Consistency implies lack of contradictions and conflicts. The objective indicators are mainly associated with the modeling quality. A model is considered to be consistent if it does not contain overlapping labels (two concepts having the same preferred lexical label in a given language when they belong to the same schema) [13, 17], consistent preferred labels per language tag [17, 24], atypical use of collections, containers and reification [12], wrong equivalent, symmetric or transitive relationships [15], consistent naming criteria in the model [15, 17], overlapping labels in a given language for concepts in the same scheme [17] and membership violations for disjoint classes [12, 15].

Freshness

Freshness is a measure for the recency of data. The basic assumption is that old information is more likely to be outdated and unreliable [11]. Dataset freshness can be identified if the dataset contains timestamps that can keep track of its modifications. Data freshness could be considered as a subjective measure. However, our concern is the existence of temporal information allowing dataset consumers to subjectively decide its freshness for their scenario.

Provenance

Provenance can be achieved at the dataset level by including metadata that describes its authoritative information (author, maintainer, creation date, etc.), versioning information and verifying if the dataset uses a provenance vocabulary like PROV [17].

Licensing

Licensing is a quality attribute that is measured on the dataset level. It includes the availability of machine readable license information [13], human readable license information in the documentation of the dataset or its source [13] and the indication of permissions, copyrights and attributions specified by the author [29].

Comprehensibility

Dataset comprehensibility is identified if the publisher provides general information about the dataset (e.g., title, description, URI). In addition, if he indicates at least one exemplary RDF file and SPARQL query and provides an active communication channel (mailing list, message board or e-mail) [10]. A model is considered to be comprehensible if there is no misuse of ontology annotations and that all the concepts are documented and annotated [17, 20].

Coherence

Coherence is the ability to interpret data as expected by the publisher or vocabulary maintainer [14]. The objective coherence measures are mainly associated with the modeling quality. A model is considered to be coherent when it does not contain undefined classes and properties [14], blank nodes [13], deprecated classes or properties [14], relations and mappings clashes [27], invalid inverse-functional values [14], cyclic hierarchical relations [20, 26, 28], solely transitive related concepts [20], redefinitions of existing vocabularies [14] and valueless associative relations [20].

Security

Security is a quality attribute that is measured on the dataset level. It is identified if the publishers use login credentials, SSL or SSH to provide access to their dataset, or if they only grant access to specific users [30].

_Task set:_
[A] In the text on dataset quality attributes, what basic assumption underlies the freshness measure?
[B] Continue the text on dataset quality attributes from its final sentence.

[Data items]
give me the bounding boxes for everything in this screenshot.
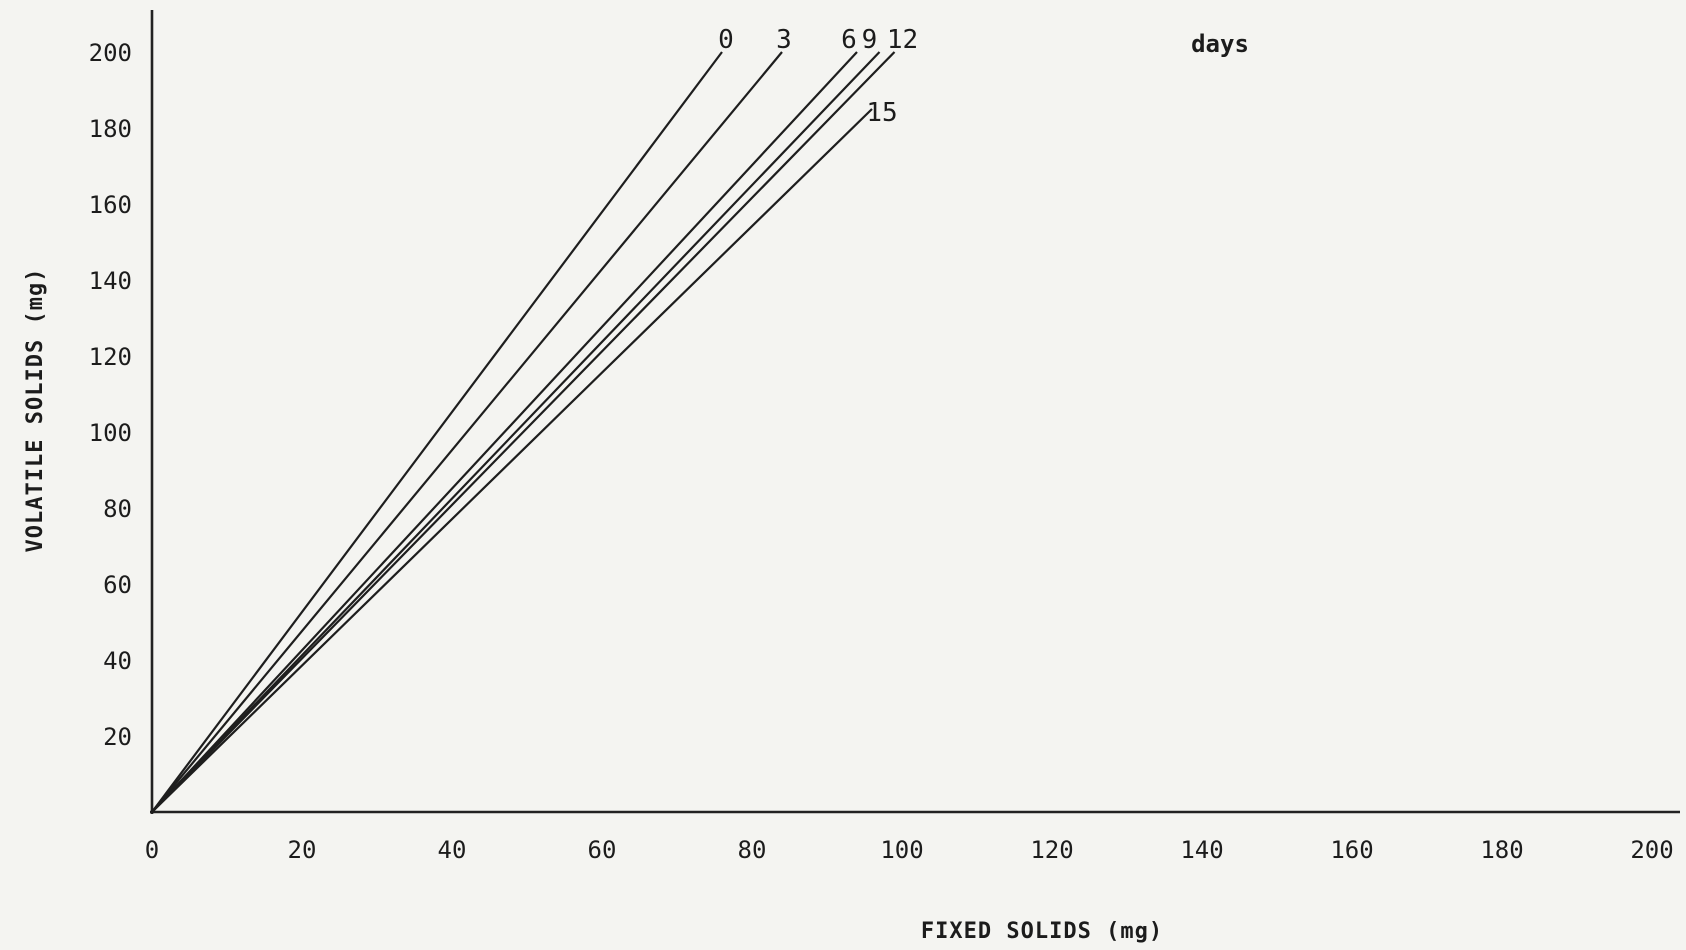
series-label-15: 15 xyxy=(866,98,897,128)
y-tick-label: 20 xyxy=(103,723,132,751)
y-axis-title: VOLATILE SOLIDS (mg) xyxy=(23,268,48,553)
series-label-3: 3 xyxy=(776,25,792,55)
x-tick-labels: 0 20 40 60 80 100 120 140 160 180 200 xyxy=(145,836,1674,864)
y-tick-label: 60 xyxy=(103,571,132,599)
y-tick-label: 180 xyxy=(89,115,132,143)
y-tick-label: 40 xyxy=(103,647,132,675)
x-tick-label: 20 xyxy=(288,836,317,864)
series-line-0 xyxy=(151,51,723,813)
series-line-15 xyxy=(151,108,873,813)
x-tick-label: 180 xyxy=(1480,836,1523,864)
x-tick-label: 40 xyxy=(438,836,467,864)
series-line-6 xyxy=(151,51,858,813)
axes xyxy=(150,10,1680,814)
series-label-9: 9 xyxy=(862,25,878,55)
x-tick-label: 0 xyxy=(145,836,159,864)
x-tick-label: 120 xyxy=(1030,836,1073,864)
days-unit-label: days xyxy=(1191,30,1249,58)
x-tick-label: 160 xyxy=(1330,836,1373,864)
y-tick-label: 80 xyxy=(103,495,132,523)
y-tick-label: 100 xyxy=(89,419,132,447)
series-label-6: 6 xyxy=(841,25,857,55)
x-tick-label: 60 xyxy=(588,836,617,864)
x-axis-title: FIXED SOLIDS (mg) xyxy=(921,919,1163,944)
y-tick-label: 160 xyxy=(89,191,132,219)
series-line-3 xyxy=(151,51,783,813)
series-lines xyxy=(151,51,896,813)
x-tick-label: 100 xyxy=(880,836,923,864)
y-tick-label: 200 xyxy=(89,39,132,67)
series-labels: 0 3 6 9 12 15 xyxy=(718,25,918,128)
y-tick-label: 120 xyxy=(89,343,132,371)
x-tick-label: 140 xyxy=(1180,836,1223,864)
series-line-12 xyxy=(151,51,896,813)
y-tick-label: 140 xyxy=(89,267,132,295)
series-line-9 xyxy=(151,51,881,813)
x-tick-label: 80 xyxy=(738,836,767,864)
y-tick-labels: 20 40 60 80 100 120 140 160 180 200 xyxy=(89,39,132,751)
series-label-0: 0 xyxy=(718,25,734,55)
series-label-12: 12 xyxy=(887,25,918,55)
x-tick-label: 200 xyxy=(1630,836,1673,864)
* * *
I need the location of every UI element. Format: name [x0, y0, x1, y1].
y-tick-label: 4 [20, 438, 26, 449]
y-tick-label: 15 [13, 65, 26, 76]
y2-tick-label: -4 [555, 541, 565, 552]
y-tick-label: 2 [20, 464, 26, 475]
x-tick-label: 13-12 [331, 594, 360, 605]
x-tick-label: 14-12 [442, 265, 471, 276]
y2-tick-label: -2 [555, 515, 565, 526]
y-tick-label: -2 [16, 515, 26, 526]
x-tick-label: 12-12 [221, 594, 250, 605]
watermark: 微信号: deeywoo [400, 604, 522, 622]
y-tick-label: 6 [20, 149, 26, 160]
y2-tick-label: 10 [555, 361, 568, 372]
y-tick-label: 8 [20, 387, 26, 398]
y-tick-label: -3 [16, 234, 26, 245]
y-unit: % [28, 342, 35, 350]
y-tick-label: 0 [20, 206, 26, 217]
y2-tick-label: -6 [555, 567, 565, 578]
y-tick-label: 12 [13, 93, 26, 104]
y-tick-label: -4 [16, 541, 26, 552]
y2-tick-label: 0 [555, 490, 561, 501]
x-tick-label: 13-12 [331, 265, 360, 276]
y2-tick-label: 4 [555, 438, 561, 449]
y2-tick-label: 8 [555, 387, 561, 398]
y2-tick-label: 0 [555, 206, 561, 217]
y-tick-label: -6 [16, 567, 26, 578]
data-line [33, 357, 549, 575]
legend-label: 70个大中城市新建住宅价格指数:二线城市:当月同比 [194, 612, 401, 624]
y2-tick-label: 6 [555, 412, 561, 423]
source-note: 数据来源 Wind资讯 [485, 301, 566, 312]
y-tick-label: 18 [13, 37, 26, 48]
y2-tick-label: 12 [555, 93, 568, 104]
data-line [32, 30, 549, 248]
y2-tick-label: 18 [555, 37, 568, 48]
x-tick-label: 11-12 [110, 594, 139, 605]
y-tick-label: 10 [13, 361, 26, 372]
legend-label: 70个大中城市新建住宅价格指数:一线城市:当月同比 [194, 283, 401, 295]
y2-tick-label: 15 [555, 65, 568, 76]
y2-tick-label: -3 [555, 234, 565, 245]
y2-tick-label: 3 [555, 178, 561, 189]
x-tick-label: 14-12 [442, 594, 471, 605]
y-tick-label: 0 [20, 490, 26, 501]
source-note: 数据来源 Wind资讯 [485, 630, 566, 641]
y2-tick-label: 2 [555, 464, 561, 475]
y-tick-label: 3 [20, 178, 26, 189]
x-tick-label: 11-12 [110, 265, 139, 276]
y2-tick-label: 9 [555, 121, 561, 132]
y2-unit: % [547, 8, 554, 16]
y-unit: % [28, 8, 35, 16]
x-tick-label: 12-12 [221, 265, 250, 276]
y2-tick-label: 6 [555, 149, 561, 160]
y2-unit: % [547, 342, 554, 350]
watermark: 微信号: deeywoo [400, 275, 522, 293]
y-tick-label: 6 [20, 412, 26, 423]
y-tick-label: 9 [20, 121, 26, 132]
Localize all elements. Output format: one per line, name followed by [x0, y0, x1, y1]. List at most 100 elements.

_Results for the exercise:_
[A] Old information is more likely to be outdated and unreliable.

[B]
Linked Data Quality Tools

In this section, we present the results of our survey on the Linked Data quality tools. There exists a number of data quality frameworks and tools that are either standalone or implemented as modules in data integration tools. These approaches can be classified into automatic, semi-automatic, manual or crowdsourced approaches.

Information Quality

RDF is the standard to model information in the Semantic Web. Linked Data publishers can pick from a plethora of tools that can automatically check their RDF files for quality problems. Syntactic RDF checkers are able to detect errors in RDF documents like the W3C RDF Validator, RDF:about validator and Converter and The Validating RDF Parser (VRP). The RDF Triple-Checker is an online tool that helps find typos and common errors in RDF data. Vapour [6] is a validation service to check whether semantic Web data is correctly published according to the current best practices [5].

ProLOD [10], ProLOD++ [1], Aether [24] and LODStats [6] are not purely quality assessment tools. They are Linked Data profiling tools providing clustering and labeling capabilities, schema discovery and statistics about data types and patterns. The statistics are about properties distribution, link-to-literal ratio, number of entities and RDF triples, average properties per entity and average error.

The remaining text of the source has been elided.